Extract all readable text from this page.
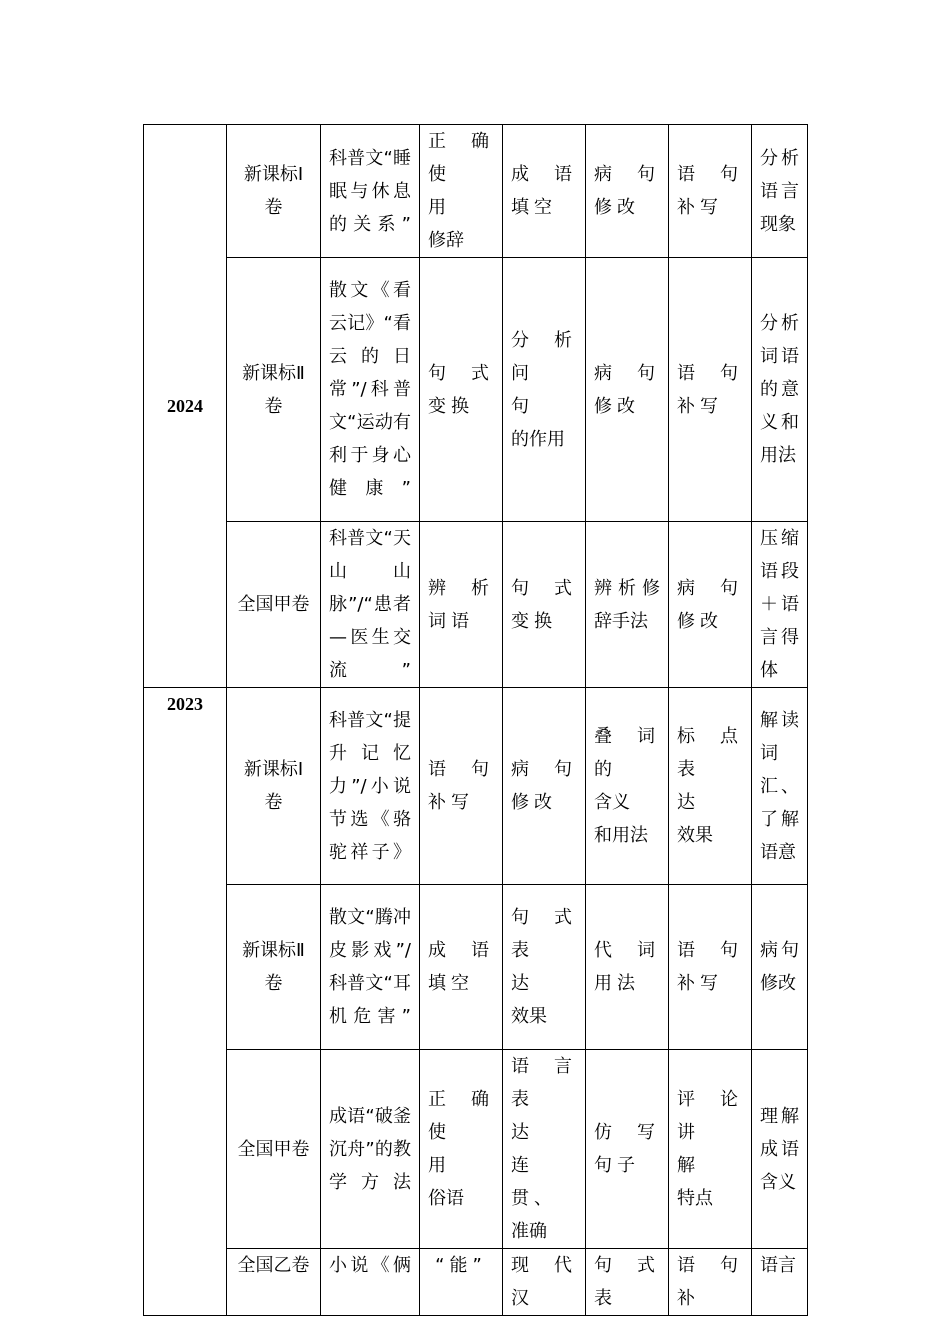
2024	新课标Ⅰ卷	科普文“睡眠与休息的关系”	正确使
用
修辞	成语填空	病句修改	语句补写	分析语言现象
	新课标Ⅱ卷	散文《看云记》“看云的日常”/科普文“运动有利于身心健康”	句式变换	分析问
句
的作用	病句修改	语句补写	分析词语的意义和用法
	全国甲卷	科普文“天山山脉”/“患者—医生交流”	辨析词语	句式变换	辨析修辞手法	病句修改	压缩语段＋语言得体
2023	新课标Ⅰ卷	科普文“提升记忆力”/小说节选《骆驼祥子》	语句补写	病句修改	叠词的
含义
和用法	标点表
达
效果	解读词汇、了解语意
	新课标Ⅱ卷	散文“腾冲皮影戏”/科普文“耳机危害”	成语填空	句式表
达
效果	代词用法	语句补写	病句修改
	全国甲卷	成语“破釜沉舟”的教学方法	正确使
用
俗语	语言表
达
连贯、
准确	仿写句子	评论讲
解
特点	理解成语含义
	全国乙卷	小说《俩	“能”	现代汉	句式表	语句补	语言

☆ ☆ ☆ ☆ ☆

# Exercise directions
Your task is to transcribe all of the records precisely, with no images included.

# Exercise answer
Extract all readable text from this page.
2024	新课标Ⅰ卷	科普文“睡眠与休息的关系”	正确使
用
修辞	成语填空	病句修改	语句补写	分析语言现象
	新课标Ⅱ卷	散文《看云记》“看云的日常”/科普文“运动有利于身心健康”	句式变换	分析问
句
的作用	病句修改	语句补写	分析词语的意义和用法
	全国甲卷	科普文“天山山脉”/“患者—医生交流”	辨析词语	句式变换	辨析修辞手法	病句修改	压缩语段＋语言得体
2023	新课标Ⅰ卷	科普文“提升记忆力”/小说节选《骆驼祥子》	语句补写	病句修改	叠词的
含义
和用法	标点表
达
效果	解读词汇、了解语意
	新课标Ⅱ卷	散文“腾冲皮影戏”/科普文“耳机危害”	成语填空	句式表
达
效果	代词用法	语句补写	病句修改
	全国甲卷	成语“破釜沉舟”的教学方法	正确使
用
俗语	语言表
达
连贯、
准确	仿写句子	评论讲
解
特点	理解成语含义
	全国乙卷	小说《俩	“能”	现代汉	句式表	语句补	语言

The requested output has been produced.